Data entries
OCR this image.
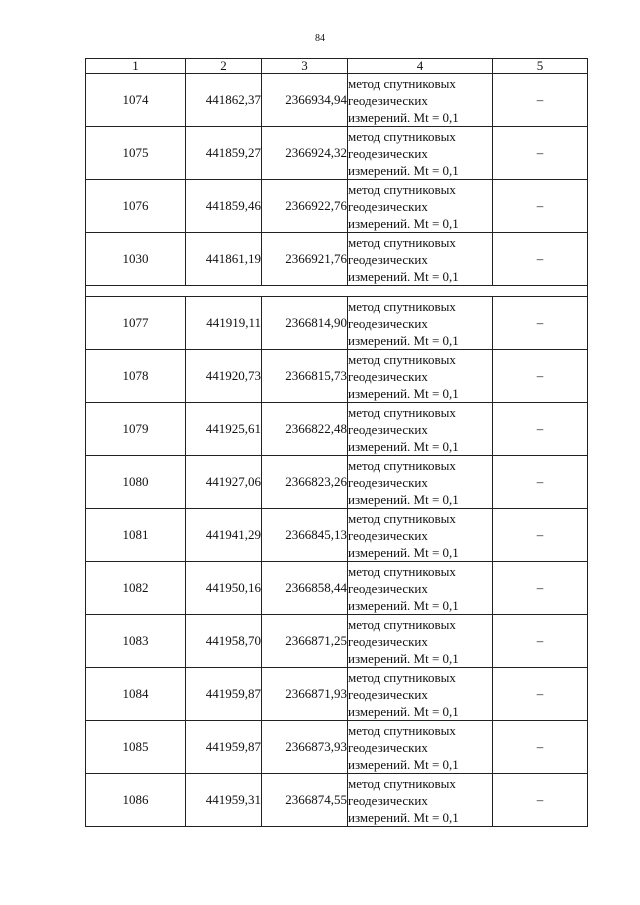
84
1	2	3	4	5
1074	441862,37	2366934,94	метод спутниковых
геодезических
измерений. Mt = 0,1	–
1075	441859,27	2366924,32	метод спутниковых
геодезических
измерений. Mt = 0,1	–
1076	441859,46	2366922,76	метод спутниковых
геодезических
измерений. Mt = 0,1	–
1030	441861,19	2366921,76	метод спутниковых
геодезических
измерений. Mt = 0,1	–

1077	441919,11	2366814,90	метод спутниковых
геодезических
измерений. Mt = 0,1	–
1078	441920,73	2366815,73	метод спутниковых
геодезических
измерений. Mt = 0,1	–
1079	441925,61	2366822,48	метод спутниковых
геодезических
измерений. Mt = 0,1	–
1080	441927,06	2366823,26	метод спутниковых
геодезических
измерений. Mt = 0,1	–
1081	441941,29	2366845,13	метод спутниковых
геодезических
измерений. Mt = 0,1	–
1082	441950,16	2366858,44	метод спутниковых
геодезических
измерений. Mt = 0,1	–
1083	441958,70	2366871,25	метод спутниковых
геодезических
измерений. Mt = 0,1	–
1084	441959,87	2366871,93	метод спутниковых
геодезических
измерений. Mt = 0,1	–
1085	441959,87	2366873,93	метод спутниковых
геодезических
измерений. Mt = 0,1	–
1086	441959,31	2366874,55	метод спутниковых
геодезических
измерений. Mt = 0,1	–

--

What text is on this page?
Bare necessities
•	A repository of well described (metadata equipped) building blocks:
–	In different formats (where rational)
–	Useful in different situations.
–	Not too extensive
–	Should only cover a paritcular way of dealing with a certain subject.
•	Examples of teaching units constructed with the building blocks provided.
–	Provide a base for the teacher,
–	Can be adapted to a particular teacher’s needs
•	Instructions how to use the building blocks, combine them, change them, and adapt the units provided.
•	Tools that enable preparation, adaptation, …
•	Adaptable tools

--

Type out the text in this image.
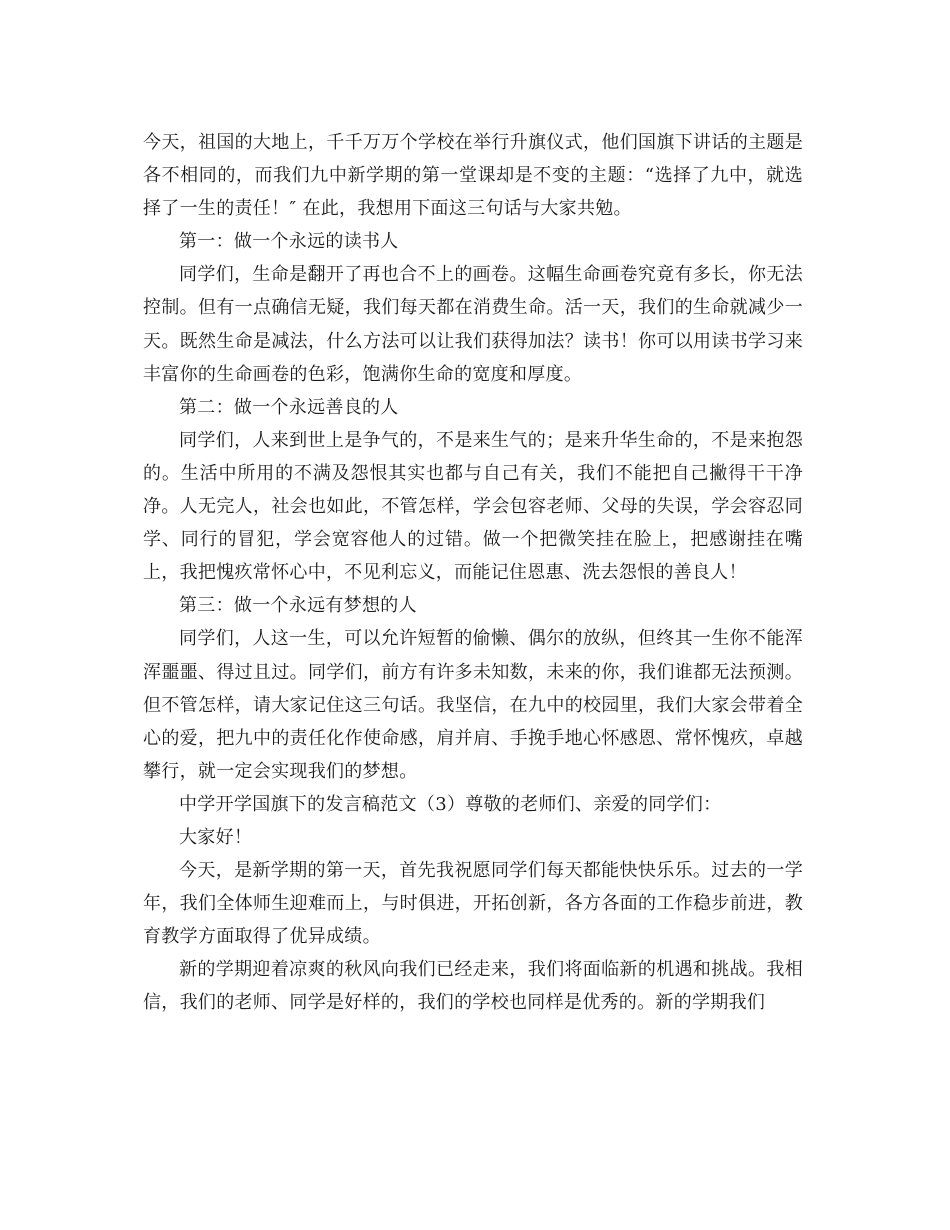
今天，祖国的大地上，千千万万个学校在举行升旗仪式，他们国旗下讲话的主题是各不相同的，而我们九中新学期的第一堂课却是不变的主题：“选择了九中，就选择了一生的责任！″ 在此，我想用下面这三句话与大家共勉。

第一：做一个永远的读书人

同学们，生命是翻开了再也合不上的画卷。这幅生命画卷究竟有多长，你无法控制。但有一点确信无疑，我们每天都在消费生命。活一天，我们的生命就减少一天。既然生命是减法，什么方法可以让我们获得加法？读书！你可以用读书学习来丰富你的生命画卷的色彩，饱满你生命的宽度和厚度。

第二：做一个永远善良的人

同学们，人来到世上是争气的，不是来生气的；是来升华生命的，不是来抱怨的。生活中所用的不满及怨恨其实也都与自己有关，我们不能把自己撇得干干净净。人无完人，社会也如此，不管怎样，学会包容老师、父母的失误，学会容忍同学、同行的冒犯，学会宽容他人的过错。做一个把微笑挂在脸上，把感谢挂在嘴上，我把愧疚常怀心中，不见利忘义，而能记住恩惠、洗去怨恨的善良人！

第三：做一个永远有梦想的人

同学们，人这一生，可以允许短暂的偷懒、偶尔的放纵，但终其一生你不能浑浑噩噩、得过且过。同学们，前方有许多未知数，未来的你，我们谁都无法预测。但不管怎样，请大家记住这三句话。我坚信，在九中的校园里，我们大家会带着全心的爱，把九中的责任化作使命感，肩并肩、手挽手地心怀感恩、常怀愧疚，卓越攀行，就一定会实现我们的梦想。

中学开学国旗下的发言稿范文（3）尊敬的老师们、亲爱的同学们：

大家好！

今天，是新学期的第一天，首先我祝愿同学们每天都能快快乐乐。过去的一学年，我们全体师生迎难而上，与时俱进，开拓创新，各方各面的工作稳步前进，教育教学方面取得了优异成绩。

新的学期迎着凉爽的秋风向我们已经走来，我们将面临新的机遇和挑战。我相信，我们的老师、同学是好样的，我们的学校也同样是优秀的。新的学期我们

STATED EXERCISE — Pull every line containing "blocks" out of the data above.

WRITTEN SOLUTION —
•	A repository of well described (metadata equipped) building blocks:
•	Examples of teaching units constructed with the building blocks provided.
•	Instructions how to use the building blocks, combine them, change them, and adapt the units provided.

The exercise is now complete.